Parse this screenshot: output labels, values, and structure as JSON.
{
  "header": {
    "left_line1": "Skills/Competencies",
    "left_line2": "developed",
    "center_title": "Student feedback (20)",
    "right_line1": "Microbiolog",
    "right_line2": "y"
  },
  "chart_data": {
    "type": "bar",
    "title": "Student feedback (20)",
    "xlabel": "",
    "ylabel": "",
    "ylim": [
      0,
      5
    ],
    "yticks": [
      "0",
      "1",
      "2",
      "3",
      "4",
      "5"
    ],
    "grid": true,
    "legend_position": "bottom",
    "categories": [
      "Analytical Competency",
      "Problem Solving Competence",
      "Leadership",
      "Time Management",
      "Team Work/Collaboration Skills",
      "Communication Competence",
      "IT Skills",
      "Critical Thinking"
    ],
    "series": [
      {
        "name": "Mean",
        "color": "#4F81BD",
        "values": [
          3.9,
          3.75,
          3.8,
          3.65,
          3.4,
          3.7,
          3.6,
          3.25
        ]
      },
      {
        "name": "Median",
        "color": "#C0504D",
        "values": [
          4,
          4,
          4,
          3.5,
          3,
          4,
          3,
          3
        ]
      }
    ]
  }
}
......
→ Goal: Print all of the data exactly as it was given.

→ Correct response:
Parse this screenshot: output labels, values, and structure as JSON.
{
  "header": {
    "left_line1": "Skills/Competencies",
    "left_line2": "developed",
    "center_title": "Student feedback (20)",
    "right_line1": "Microbiolog",
    "right_line2": "y"
  },
  "chart_data": {
    "type": "bar",
    "title": "Student feedback (20)",
    "xlabel": "",
    "ylabel": "",
    "ylim": [
      0,
      5
    ],
    "yticks": [
      "0",
      "1",
      "2",
      "3",
      "4",
      "5"
    ],
    "grid": true,
    "legend_position": "bottom",
    "categories": [
      "Analytical Competency",
      "Problem Solving Competence",
      "Leadership",
      "Time Management",
      "Team Work/Collaboration Skills",
      "Communication Competence",
      "IT Skills",
      "Critical Thinking"
    ],
    "series": [
      {
        "name": "Mean",
        "color": "#4F81BD",
        "values": [
          3.9,
          3.75,
          3.8,
          3.65,
          3.4,
          3.7,
          3.6,
          3.25
        ]
      },
      {
        "name": "Median",
        "color": "#C0504D",
        "values": [
          4,
          4,
          4,
          3.5,
          3,
          4,
          3,
          3
        ]
      }
    ]
  }
}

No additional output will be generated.